_Description of the task_
Present every line in which the string "Taylor" appears.

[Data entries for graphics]
□ □ □ □

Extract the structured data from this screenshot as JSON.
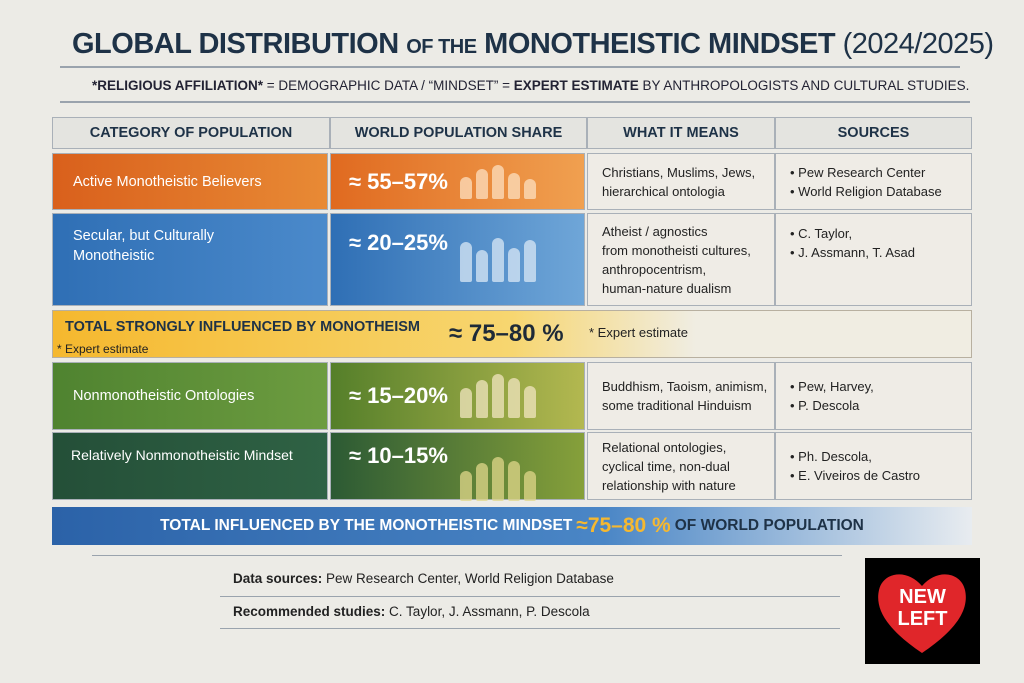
{
  "title": {
    "part1": "GLOBAL DISTRIBUTION",
    "part2": "OF THE",
    "part3": "MONOTHEISTIC MINDSET",
    "part4": "(2024/2025)"
  },
  "subtitle": {
    "b1": "*RELIGIOUS AFFILIATION*",
    "t1": " = DEMOGRAPHIC DATA / “MINDSET” = ",
    "b2": "EXPERT ESTIMATE",
    "t2": " BY ANTHROPOLOGISTS AND CULTURAL STUDIES."
  },
  "headers": [
    "CATEGORY OF POPULATION",
    "WORLD POPULATION SHARE",
    "WHAT IT MEANS",
    "SOURCES"
  ],
  "rows": [
    {
      "category": "Active Monotheistic Believers",
      "share": "≈ 55–57%",
      "meaning": [
        "Christians, Muslims, Jews,",
        "hierarchical ontologia"
      ],
      "sources": [
        "• Pew Research Center",
        "• World Religion Database"
      ]
    },
    {
      "category": "Secular, but Culturally Monotheistic",
      "share": "≈ 20–25%",
      "meaning": [
        "Atheist / agnostics",
        "from monotheisti cultures,",
        "anthropocentrism,",
        "human-nature dualism"
      ],
      "sources": [
        "• C. Taylor,",
        "• J. Assmann, T. Asad"
      ]
    },
    {
      "category": "Nonmonotheistic Ontologies",
      "share": "≈ 15–20%",
      "meaning": [
        "Buddhism, Taoism, animism,",
        "some traditional Hinduism"
      ],
      "sources": [
        "• Pew, Harvey,",
        "• P. Descola"
      ]
    },
    {
      "category": "Relatively Nonmonotheistic Mindset",
      "share": "≈ 10–15%",
      "meaning": [
        "Relational ontologies,",
        "cyclical time, non-dual",
        "relationship with nature"
      ],
      "sources": [
        "• Ph. Descola,",
        "• E. Viveiros de Castro"
      ]
    }
  ],
  "total_row": {
    "label": "TOTAL STRONGLY INFLUENCED BY MONOTHEISM",
    "note": "* Expert estimate",
    "value": "≈ 75–80 %",
    "note2": "* Expert estimate"
  },
  "banner": {
    "t1": "TOTAL INFLUENCED BY THE MONOTHEISTIC MINDSET",
    "value": "≈75–80 %",
    "t2": "OF WORLD POPULATION"
  },
  "footer": {
    "data_label": "Data sources:",
    "data_value": " Pew Research Center, World Religion Database",
    "studies_label": "Recommended studies:",
    "studies_value": " C. Taylor, J. Assmann, P. Descola"
  },
  "logo": {
    "line1": "NEW",
    "line2": "LEFT"
  },
  "colors": {
    "orange": "#e07424",
    "blue": "#3c7ec0",
    "yellow": "#f3c340",
    "green": "#5f8f37",
    "darkgreen": "#2f5e3a",
    "navy": "#1e3247"
  }
}
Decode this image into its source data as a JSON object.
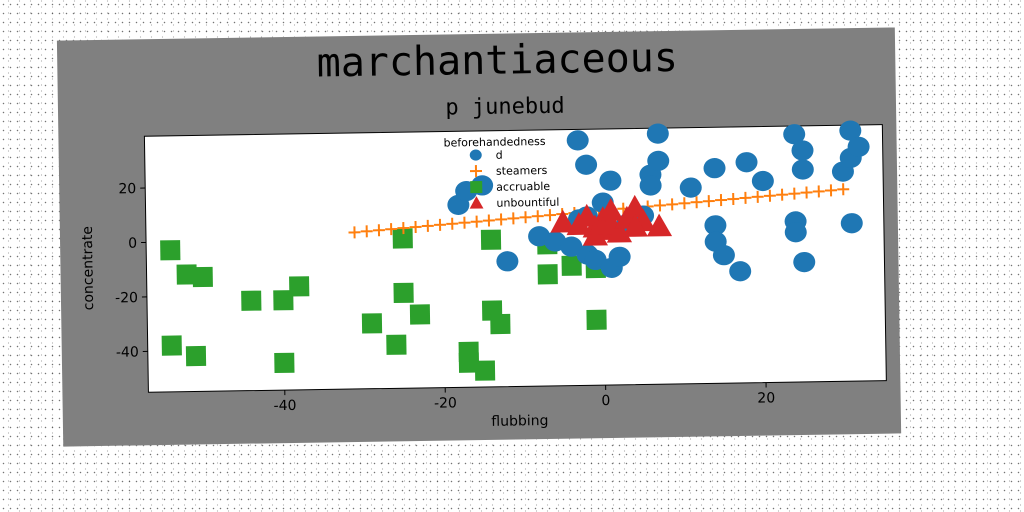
{
  "chart_data": {
    "type": "scatter",
    "title": "marchantiaceous",
    "subtitle": "p junebud",
    "xlabel": "flubbing",
    "ylabel": "concentrate",
    "xlim": [
      -57,
      35
    ],
    "ylim": [
      -55,
      39
    ],
    "x_ticks": [
      -40,
      -20,
      0,
      20
    ],
    "y_ticks": [
      -40,
      -20,
      0,
      20
    ],
    "grid": false,
    "legend": {
      "title": "beforehandedness",
      "placement": "top-center"
    },
    "colors": {
      "d": "#1f77b4",
      "steamers": "#ff7f0e",
      "accruable": "#2ca02c",
      "unbountiful": "#d62728",
      "frame": "#808080"
    },
    "series": [
      {
        "name": "d",
        "marker": "circle",
        "points": [
          [
            7,
            37
          ],
          [
            -3,
            35
          ],
          [
            -2,
            26
          ],
          [
            1,
            20
          ],
          [
            6,
            22
          ],
          [
            6,
            18
          ],
          [
            7,
            27
          ],
          [
            11,
            17
          ],
          [
            14,
            24
          ],
          [
            18,
            26
          ],
          [
            20,
            19
          ],
          [
            24,
            36
          ],
          [
            25,
            30
          ],
          [
            25,
            23
          ],
          [
            30,
            22
          ],
          [
            31,
            27
          ],
          [
            31,
            37
          ],
          [
            32,
            31
          ],
          [
            31,
            3
          ],
          [
            24,
            4
          ],
          [
            24,
            0
          ],
          [
            14,
            3
          ],
          [
            14,
            -3
          ],
          [
            15,
            -8
          ],
          [
            17,
            -14
          ],
          [
            25,
            -11
          ],
          [
            -12,
            -9
          ],
          [
            -8,
            0
          ],
          [
            -6,
            -2
          ],
          [
            -4,
            -4
          ],
          [
            -2,
            -7
          ],
          [
            -1,
            -9
          ],
          [
            1,
            -12
          ],
          [
            2,
            -8
          ],
          [
            3,
            4
          ],
          [
            0,
            12
          ],
          [
            -2,
            7
          ],
          [
            5,
            7
          ],
          [
            -15,
            19
          ],
          [
            -18,
            12
          ],
          [
            -17,
            17
          ],
          [
            -3,
            6
          ]
        ]
      },
      {
        "name": "steamers",
        "marker": "plus",
        "line": {
          "from": [
            -31,
            2.5
          ],
          "to": [
            30,
            15.5
          ]
        }
      },
      {
        "name": "accruable",
        "marker": "square",
        "points": [
          [
            -54,
            -3
          ],
          [
            -52,
            -12
          ],
          [
            -50,
            -13
          ],
          [
            -44,
            -22
          ],
          [
            -40,
            -22
          ],
          [
            -38,
            -17
          ],
          [
            -40,
            -45
          ],
          [
            -54,
            -38
          ],
          [
            -51,
            -42
          ],
          [
            -29,
            -31
          ],
          [
            -26,
            -39
          ],
          [
            -25,
            -20
          ],
          [
            -23,
            -28
          ],
          [
            -25,
            0
          ],
          [
            -17,
            -42
          ],
          [
            -17,
            -46
          ],
          [
            -15,
            -49
          ],
          [
            -14,
            -27
          ],
          [
            -13,
            -32
          ],
          [
            -14,
            -1
          ],
          [
            -7,
            -3
          ],
          [
            -7,
            -14
          ],
          [
            -4,
            -11
          ],
          [
            -1,
            -12
          ],
          [
            -1,
            -31
          ]
        ]
      },
      {
        "name": "unbountiful",
        "marker": "triangle",
        "points": [
          [
            -5,
            5
          ],
          [
            -2,
            7
          ],
          [
            -1,
            3
          ],
          [
            0,
            6
          ],
          [
            1,
            9
          ],
          [
            0,
            2
          ],
          [
            -1,
            0
          ],
          [
            1,
            4
          ],
          [
            2,
            1
          ],
          [
            3,
            6
          ],
          [
            4,
            10
          ],
          [
            5,
            5
          ],
          [
            4,
            3
          ],
          [
            7,
            3
          ],
          [
            -3,
            4
          ]
        ]
      }
    ]
  }
}
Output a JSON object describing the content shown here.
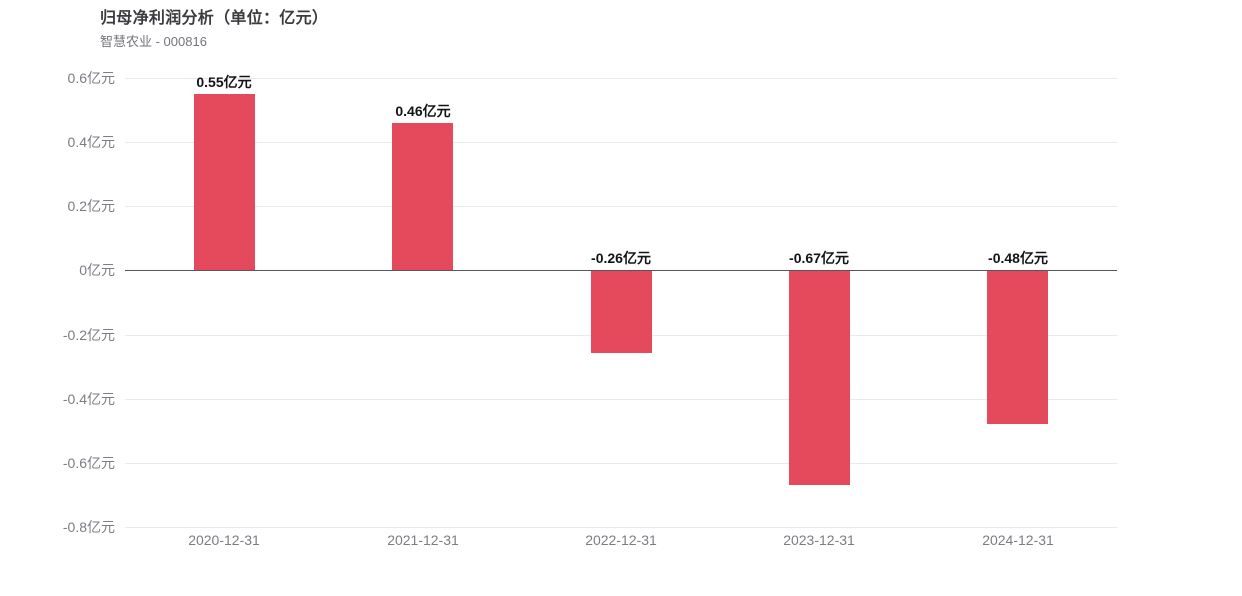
{
  "header": {
    "title": "归母净利润分析（单位：亿元）",
    "subtitle": "智慧农业 - 000816"
  },
  "colors": {
    "bar": "#e4495c",
    "gridline": "#e9e9f0",
    "zero_line": "#55575c",
    "title_text": "#3b3b40",
    "subtitle_text": "#74747c",
    "axis_tick_text": "#7c7c84",
    "value_label_text": "#141418"
  },
  "chart_data": {
    "type": "bar",
    "title": "归母净利润分析（单位：亿元）",
    "subtitle": "智慧农业 - 000816",
    "categories": [
      "2020-12-31",
      "2021-12-31",
      "2022-12-31",
      "2023-12-31",
      "2024-12-31"
    ],
    "values": [
      0.55,
      0.46,
      -0.26,
      -0.67,
      -0.48
    ],
    "value_labels": [
      "0.55亿元",
      "0.46亿元",
      "-0.26亿元",
      "-0.67亿元",
      "-0.48亿元"
    ],
    "unit": "亿元",
    "xlabel": "",
    "ylabel": "",
    "ylim": [
      -0.8,
      0.6
    ],
    "ytick_step": 0.2,
    "ytick_labels_top_to_bottom": [
      "0.6亿元",
      "0.4亿元",
      "0.2亿元",
      "0亿元",
      "-0.2亿元",
      "-0.4亿元",
      "-0.6亿元",
      "-0.8亿元"
    ],
    "grid": true,
    "legend_position": "none"
  }
}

□ □ □ □

_Task output_
        "• C. Taylor,",
    "studies_value": " C. Taylor, J. Assmann, P. Descola"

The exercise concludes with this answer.